(Data items)
──────────────────────────────
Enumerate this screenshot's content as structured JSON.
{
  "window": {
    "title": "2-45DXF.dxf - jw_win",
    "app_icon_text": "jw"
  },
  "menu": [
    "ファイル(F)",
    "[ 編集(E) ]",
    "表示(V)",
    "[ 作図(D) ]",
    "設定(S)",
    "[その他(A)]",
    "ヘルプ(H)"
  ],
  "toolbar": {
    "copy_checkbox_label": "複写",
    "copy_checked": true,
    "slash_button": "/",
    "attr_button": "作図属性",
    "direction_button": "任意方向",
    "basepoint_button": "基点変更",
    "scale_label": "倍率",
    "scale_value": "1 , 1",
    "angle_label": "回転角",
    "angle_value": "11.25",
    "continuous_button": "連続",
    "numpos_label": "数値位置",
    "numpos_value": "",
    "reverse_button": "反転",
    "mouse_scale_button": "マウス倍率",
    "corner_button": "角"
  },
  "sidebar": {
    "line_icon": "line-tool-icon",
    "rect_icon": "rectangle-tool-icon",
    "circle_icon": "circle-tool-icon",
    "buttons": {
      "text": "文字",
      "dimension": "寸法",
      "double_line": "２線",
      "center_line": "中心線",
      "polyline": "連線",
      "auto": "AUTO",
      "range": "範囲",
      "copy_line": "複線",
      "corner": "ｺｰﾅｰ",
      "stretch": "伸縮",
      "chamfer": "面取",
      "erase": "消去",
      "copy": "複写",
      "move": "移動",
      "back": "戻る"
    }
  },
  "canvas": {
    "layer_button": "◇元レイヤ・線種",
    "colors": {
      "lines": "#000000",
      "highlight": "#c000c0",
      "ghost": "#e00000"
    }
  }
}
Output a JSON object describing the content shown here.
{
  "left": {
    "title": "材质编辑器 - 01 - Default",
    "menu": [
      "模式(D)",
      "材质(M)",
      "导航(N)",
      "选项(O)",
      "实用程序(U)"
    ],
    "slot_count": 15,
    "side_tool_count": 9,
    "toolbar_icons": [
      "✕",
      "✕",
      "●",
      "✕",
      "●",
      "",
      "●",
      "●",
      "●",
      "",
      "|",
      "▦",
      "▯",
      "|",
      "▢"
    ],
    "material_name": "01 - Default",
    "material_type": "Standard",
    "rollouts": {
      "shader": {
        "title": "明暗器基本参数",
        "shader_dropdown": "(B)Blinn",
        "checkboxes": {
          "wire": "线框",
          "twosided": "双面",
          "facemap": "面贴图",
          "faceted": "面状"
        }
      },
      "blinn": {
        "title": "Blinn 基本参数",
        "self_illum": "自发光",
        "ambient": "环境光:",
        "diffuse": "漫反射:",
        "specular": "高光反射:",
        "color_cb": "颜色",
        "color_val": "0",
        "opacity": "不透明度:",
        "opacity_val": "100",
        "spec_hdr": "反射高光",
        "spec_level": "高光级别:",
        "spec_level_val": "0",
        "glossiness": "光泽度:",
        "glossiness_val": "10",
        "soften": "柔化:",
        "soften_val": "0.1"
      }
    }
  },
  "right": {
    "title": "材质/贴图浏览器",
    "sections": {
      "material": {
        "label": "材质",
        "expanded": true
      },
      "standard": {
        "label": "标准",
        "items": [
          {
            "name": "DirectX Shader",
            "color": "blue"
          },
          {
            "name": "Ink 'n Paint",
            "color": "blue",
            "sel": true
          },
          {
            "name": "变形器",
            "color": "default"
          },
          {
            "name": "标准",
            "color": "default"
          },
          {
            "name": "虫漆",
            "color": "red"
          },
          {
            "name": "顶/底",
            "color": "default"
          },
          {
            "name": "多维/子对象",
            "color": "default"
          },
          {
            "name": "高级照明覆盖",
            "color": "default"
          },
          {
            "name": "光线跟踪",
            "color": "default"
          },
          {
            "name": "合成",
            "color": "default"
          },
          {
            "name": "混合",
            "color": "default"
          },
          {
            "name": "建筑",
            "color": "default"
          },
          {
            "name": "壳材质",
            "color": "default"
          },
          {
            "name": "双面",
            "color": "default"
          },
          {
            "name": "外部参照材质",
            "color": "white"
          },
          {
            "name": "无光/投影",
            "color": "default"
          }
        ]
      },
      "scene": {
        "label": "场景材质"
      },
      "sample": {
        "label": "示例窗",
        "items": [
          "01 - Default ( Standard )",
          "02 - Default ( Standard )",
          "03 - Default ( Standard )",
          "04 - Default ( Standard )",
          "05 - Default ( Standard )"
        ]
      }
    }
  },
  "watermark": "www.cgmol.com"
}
──────────────────────────────
__DO THIS__
Every line above should be printed again exactly as it stands.

__PROBLEM SOLUTION__
Enumerate this screenshot's content as structured JSON.
{
  "window": {
    "title": "2-45DXF.dxf - jw_win",
    "app_icon_text": "jw"
  },
  "menu": [
    "ファイル(F)",
    "[ 編集(E) ]",
    "表示(V)",
    "[ 作図(D) ]",
    "設定(S)",
    "[その他(A)]",
    "ヘルプ(H)"
  ],
  "toolbar": {
    "copy_checkbox_label": "複写",
    "copy_checked": true,
    "slash_button": "/",
    "attr_button": "作図属性",
    "direction_button": "任意方向",
    "basepoint_button": "基点変更",
    "scale_label": "倍率",
    "scale_value": "1 , 1",
    "angle_label": "回転角",
    "angle_value": "11.25",
    "continuous_button": "連続",
    "numpos_label": "数値位置",
    "numpos_value": "",
    "reverse_button": "反転",
    "mouse_scale_button": "マウス倍率",
    "corner_button": "角"
  },
  "sidebar": {
    "line_icon": "line-tool-icon",
    "rect_icon": "rectangle-tool-icon",
    "circle_icon": "circle-tool-icon",
    "buttons": {
      "text": "文字",
      "dimension": "寸法",
      "double_line": "２線",
      "center_line": "中心線",
      "polyline": "連線",
      "auto": "AUTO",
      "range": "範囲",
      "copy_line": "複線",
      "corner": "ｺｰﾅｰ",
      "stretch": "伸縮",
      "chamfer": "面取",
      "erase": "消去",
      "copy": "複写",
      "move": "移動",
      "back": "戻る"
    }
  },
  "canvas": {
    "layer_button": "◇元レイヤ・線種",
    "colors": {
      "lines": "#000000",
      "highlight": "#c000c0",
      "ghost": "#e00000"
    }
  }
}
Output a JSON object describing the content shown here.
{
  "left": {
    "title": "材质编辑器 - 01 - Default",
    "menu": [
      "模式(D)",
      "材质(M)",
      "导航(N)",
      "选项(O)",
      "实用程序(U)"
    ],
    "slot_count": 15,
    "side_tool_count": 9,
    "toolbar_icons": [
      "✕",
      "✕",
      "●",
      "✕",
      "●",
      "",
      "●",
      "●",
      "●",
      "",
      "|",
      "▦",
      "▯",
      "|",
      "▢"
    ],
    "material_name": "01 - Default",
    "material_type": "Standard",
    "rollouts": {
      "shader": {
        "title": "明暗器基本参数",
        "shader_dropdown": "(B)Blinn",
        "checkboxes": {
          "wire": "线框",
          "twosided": "双面",
          "facemap": "面贴图",
          "faceted": "面状"
        }
      },
      "blinn": {
        "title": "Blinn 基本参数",
        "self_illum": "自发光",
        "ambient": "环境光:",
        "diffuse": "漫反射:",
        "specular": "高光反射:",
        "color_cb": "颜色",
        "color_val": "0",
        "opacity": "不透明度:",
        "opacity_val": "100",
        "spec_hdr": "反射高光",
        "spec_level": "高光级别:",
        "spec_level_val": "0",
        "glossiness": "光泽度:",
        "glossiness_val": "10",
        "soften": "柔化:",
        "soften_val": "0.1"
      }
    }
  },
  "right": {
    "title": "材质/贴图浏览器",
    "sections": {
      "material": {
        "label": "材质",
        "expanded": true
      },
      "standard": {
        "label": "标准",
        "items": [
          {
            "name": "DirectX Shader",
            "color": "blue"
          },
          {
            "name": "Ink 'n Paint",
            "color": "blue",
            "sel": true
          },
          {
            "name": "变形器",
            "color": "default"
          },
          {
            "name": "标准",
            "color": "default"
          },
          {
            "name": "虫漆",
            "color": "red"
          },
          {
            "name": "顶/底",
            "color": "default"
          },
          {
            "name": "多维/子对象",
            "color": "default"
          },
          {
            "name": "高级照明覆盖",
            "color": "default"
          },
          {
            "name": "光线跟踪",
            "color": "default"
          },
          {
            "name": "合成",
            "color": "default"
          },
          {
            "name": "混合",
            "color": "default"
          },
          {
            "name": "建筑",
            "color": "default"
          },
          {
            "name": "壳材质",
            "color": "default"
          },
          {
            "name": "双面",
            "color": "default"
          },
          {
            "name": "外部参照材质",
            "color": "white"
          },
          {
            "name": "无光/投影",
            "color": "default"
          }
        ]
      },
      "scene": {
        "label": "场景材质"
      },
      "sample": {
        "label": "示例窗",
        "items": [
          "01 - Default ( Standard )",
          "02 - Default ( Standard )",
          "03 - Default ( Standard )",
          "04 - Default ( Standard )",
          "05 - Default ( Standard )"
        ]
      }
    }
  },
  "watermark": "www.cgmol.com"
}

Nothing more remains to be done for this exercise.